> [Saved entries]
•••
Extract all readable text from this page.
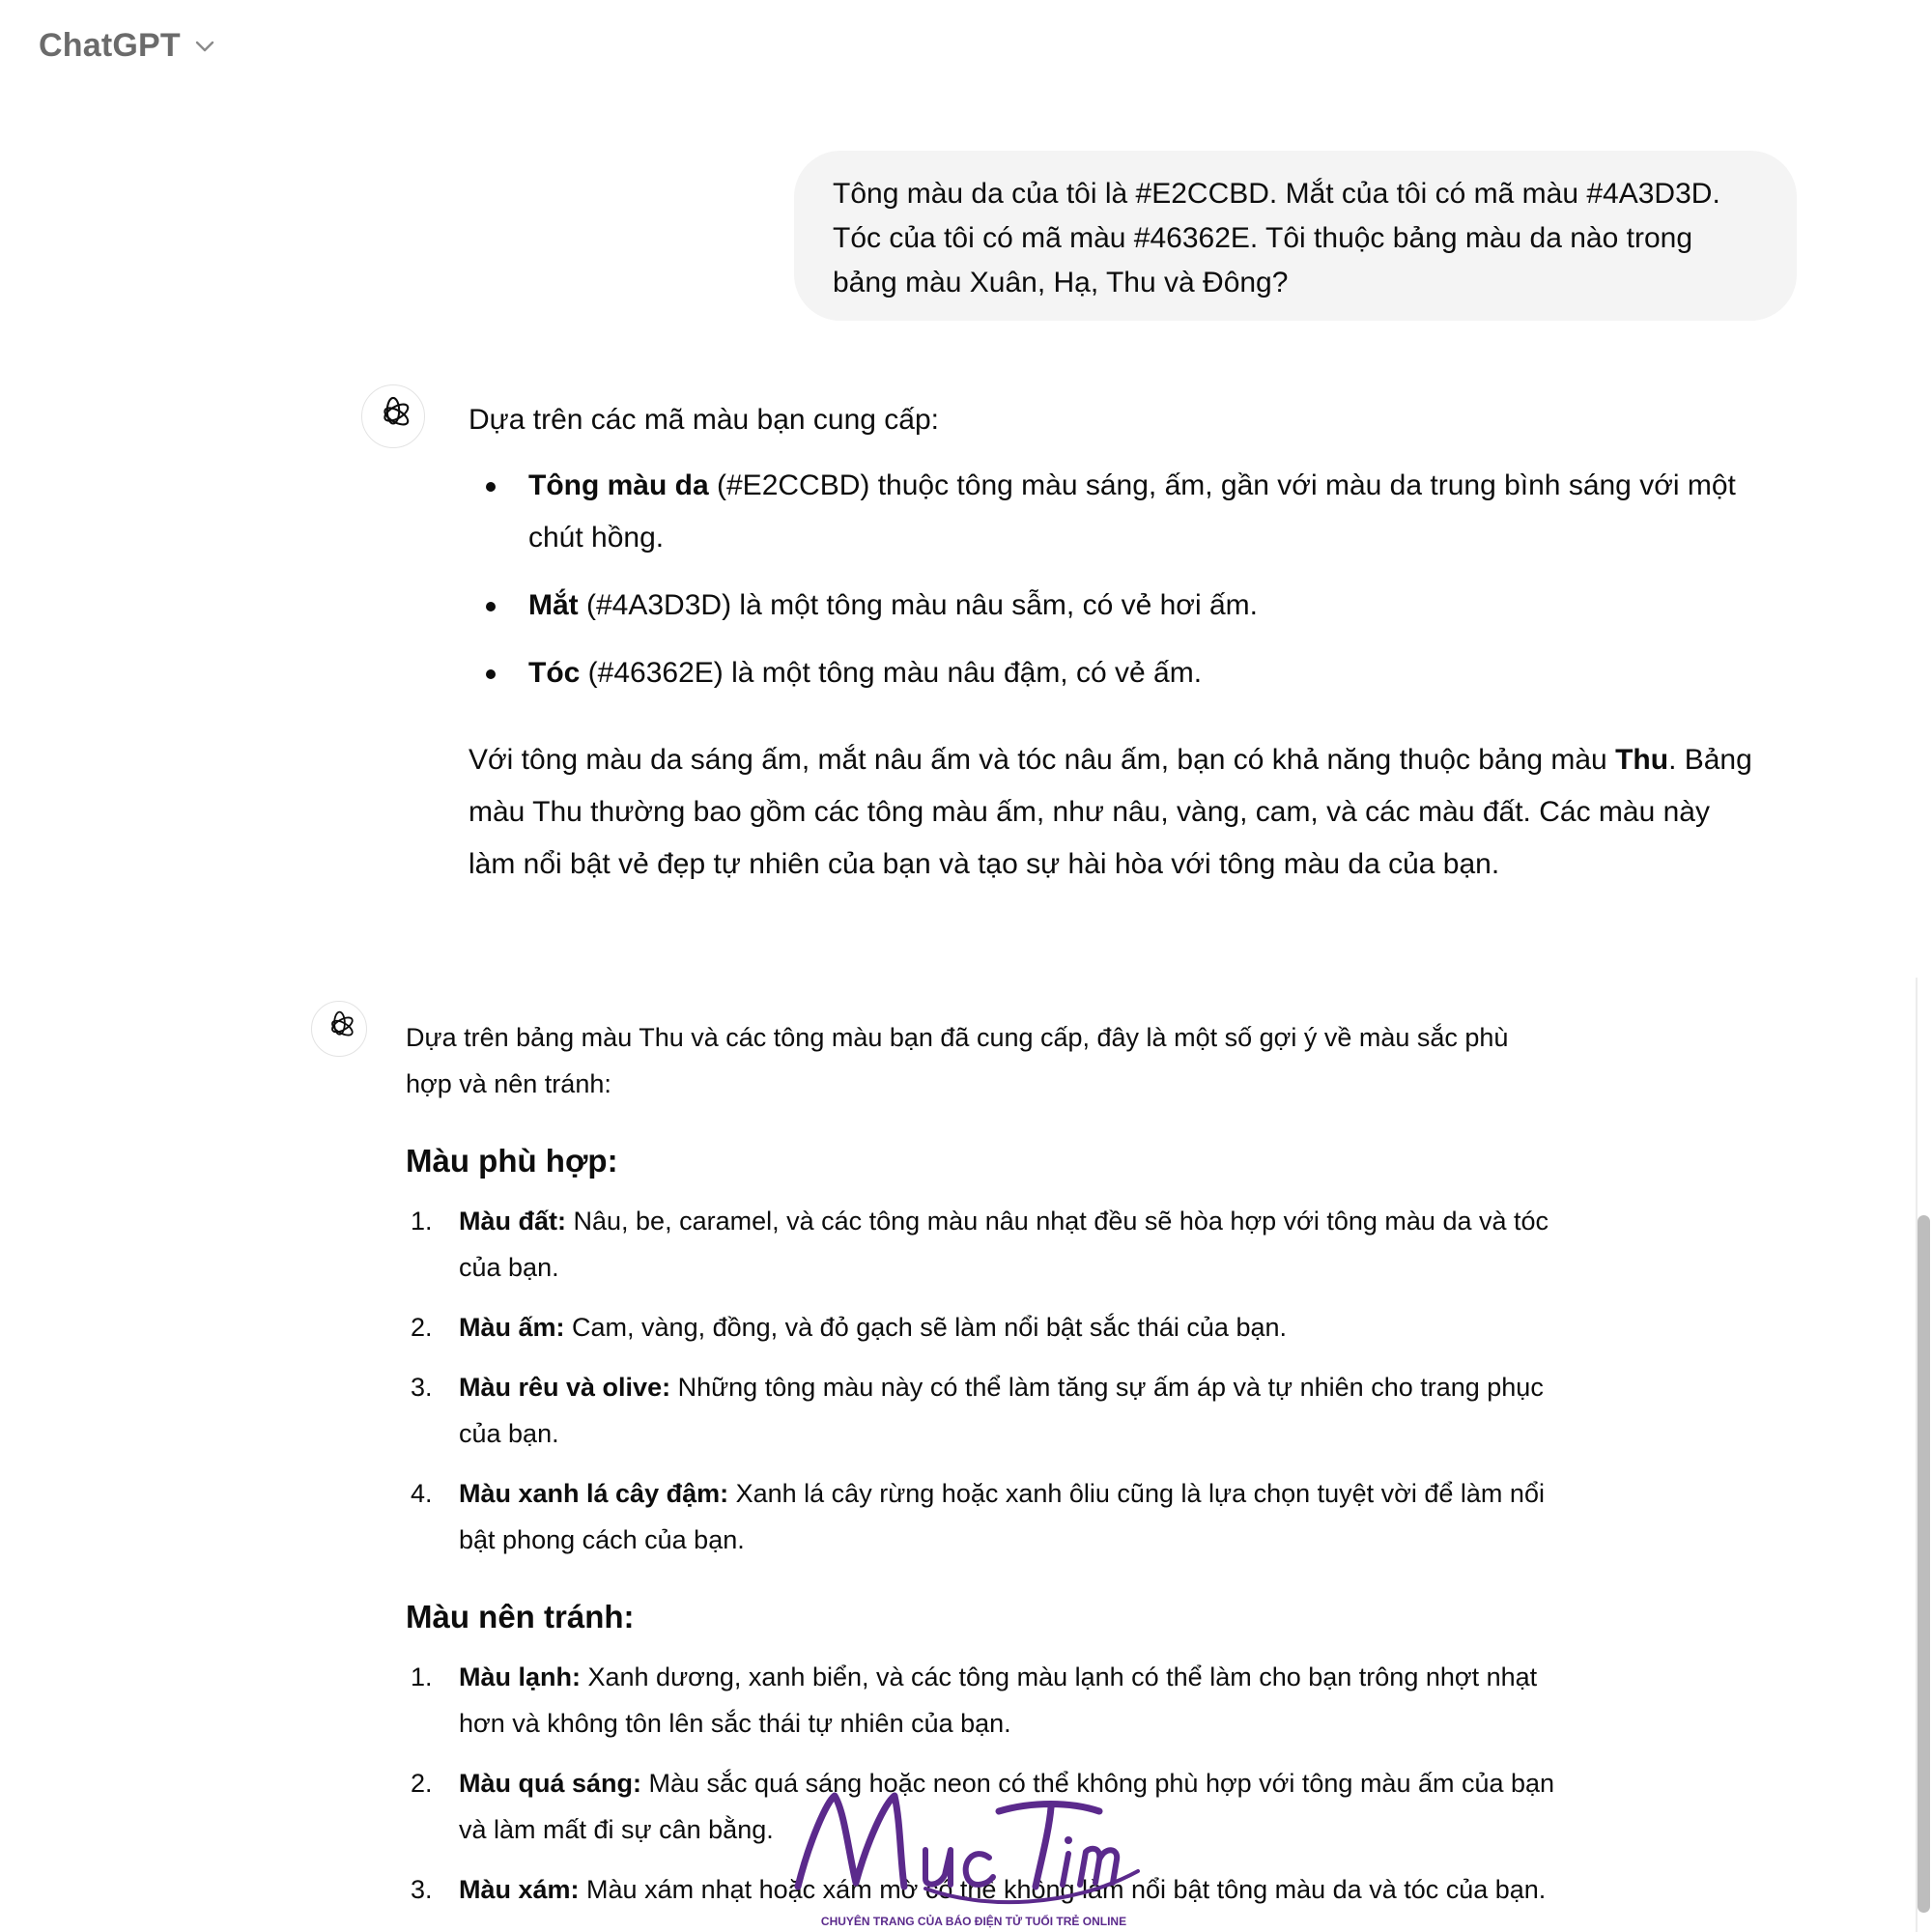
ChatGPT

Tông màu da của tôi là #E2CCBD. Mắt của tôi có mã màu #4A3D3D.
Tóc của tôi có mã màu #46362E. Tôi thuộc bảng màu da nào trong
bảng màu Xuân, Hạ, Thu và Đông?

Dựa trên các mã màu bạn cung cấp:

Tông màu da (#E2CCBD) thuộc tông màu sáng, ấm, gần với màu da trung bình sáng với một
chút hồng.
Mắt (#4A3D3D) là một tông màu nâu sẫm, có vẻ hơi ấm.
Tóc (#46362E) là một tông màu nâu đậm, có vẻ ấm.

Với tông màu da sáng ấm, mắt nâu ấm và tóc nâu ấm, bạn có khả năng thuộc bảng màu Thu. Bảng
màu Thu thường bao gồm các tông màu ấm, như nâu, vàng, cam, và các màu đất. Các màu này
làm nổi bật vẻ đẹp tự nhiên của bạn và tạo sự hài hòa với tông màu da của bạn.

Dựa trên bảng màu Thu và các tông màu bạn đã cung cấp, đây là một số gợi ý về màu sắc phù
hợp và nên tránh:

Màu phù hợp:
1. Màu đất: Nâu, be, caramel, và các tông màu nâu nhạt đều sẽ hòa hợp với tông màu da và tóc
của bạn.
2. Màu ấm: Cam, vàng, đồng, và đỏ gạch sẽ làm nổi bật sắc thái của bạn.
3. Màu rêu và olive: Những tông màu này có thể làm tăng sự ấm áp và tự nhiên cho trang phục
của bạn.
4. Màu xanh lá cây đậm: Xanh lá cây rừng hoặc xanh ôliu cũng là lựa chọn tuyệt vời để làm nổi
bật phong cách của bạn.
Màu nên tránh:
1. Màu lạnh: Xanh dương, xanh biển, và các tông màu lạnh có thể làm cho bạn trông nhợt nhạt
hơn và không tôn lên sắc thái tự nhiên của bạn.
2. Màu quá sáng: Màu sắc quá sáng hoặc neon có thể không phù hợp với tông màu ấm của bạn
và làm mất đi sự cân bằng.
3. Màu xám: Màu xám nhạt hoặc xám mờ có thể không làm nổi bật tông màu da và tóc của bạn.
CHUYÊN TRANG CỦA BÁO ĐIỆN TỬ TUỔI TRẺ ONLINE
•••
> [Short problem] Reproduce all of the material above word for word. Omit the pictures.

> [Written response]
Extract all readable text from this page.
ChatGPT

Tông màu da của tôi là #E2CCBD. Mắt của tôi có mã màu #4A3D3D.
Tóc của tôi có mã màu #46362E. Tôi thuộc bảng màu da nào trong
bảng màu Xuân, Hạ, Thu và Đông?

Dựa trên các mã màu bạn cung cấp:

Tông màu da (#E2CCBD) thuộc tông màu sáng, ấm, gần với màu da trung bình sáng với một
chút hồng.
Mắt (#4A3D3D) là một tông màu nâu sẫm, có vẻ hơi ấm.
Tóc (#46362E) là một tông màu nâu đậm, có vẻ ấm.

Với tông màu da sáng ấm, mắt nâu ấm và tóc nâu ấm, bạn có khả năng thuộc bảng màu Thu. Bảng
màu Thu thường bao gồm các tông màu ấm, như nâu, vàng, cam, và các màu đất. Các màu này
làm nổi bật vẻ đẹp tự nhiên của bạn và tạo sự hài hòa với tông màu da của bạn.

Dựa trên bảng màu Thu và các tông màu bạn đã cung cấp, đây là một số gợi ý về màu sắc phù
hợp và nên tránh:

Màu phù hợp:
1. Màu đất: Nâu, be, caramel, và các tông màu nâu nhạt đều sẽ hòa hợp với tông màu da và tóc
của bạn.
2. Màu ấm: Cam, vàng, đồng, và đỏ gạch sẽ làm nổi bật sắc thái của bạn.
3. Màu rêu và olive: Những tông màu này có thể làm tăng sự ấm áp và tự nhiên cho trang phục
của bạn.
4. Màu xanh lá cây đậm: Xanh lá cây rừng hoặc xanh ôliu cũng là lựa chọn tuyệt vời để làm nổi
bật phong cách của bạn.
Màu nên tránh:
1. Màu lạnh: Xanh dương, xanh biển, và các tông màu lạnh có thể làm cho bạn trông nhợt nhạt
hơn và không tôn lên sắc thái tự nhiên của bạn.
2. Màu quá sáng: Màu sắc quá sáng hoặc neon có thể không phù hợp với tông màu ấm của bạn
và làm mất đi sự cân bằng.
3. Màu xám: Màu xám nhạt hoặc xám mờ có thể không làm nổi bật tông màu da và tóc của bạn.
CHUYÊN TRANG CỦA BÁO ĐIỆN TỬ TUỔI TRẺ ONLINE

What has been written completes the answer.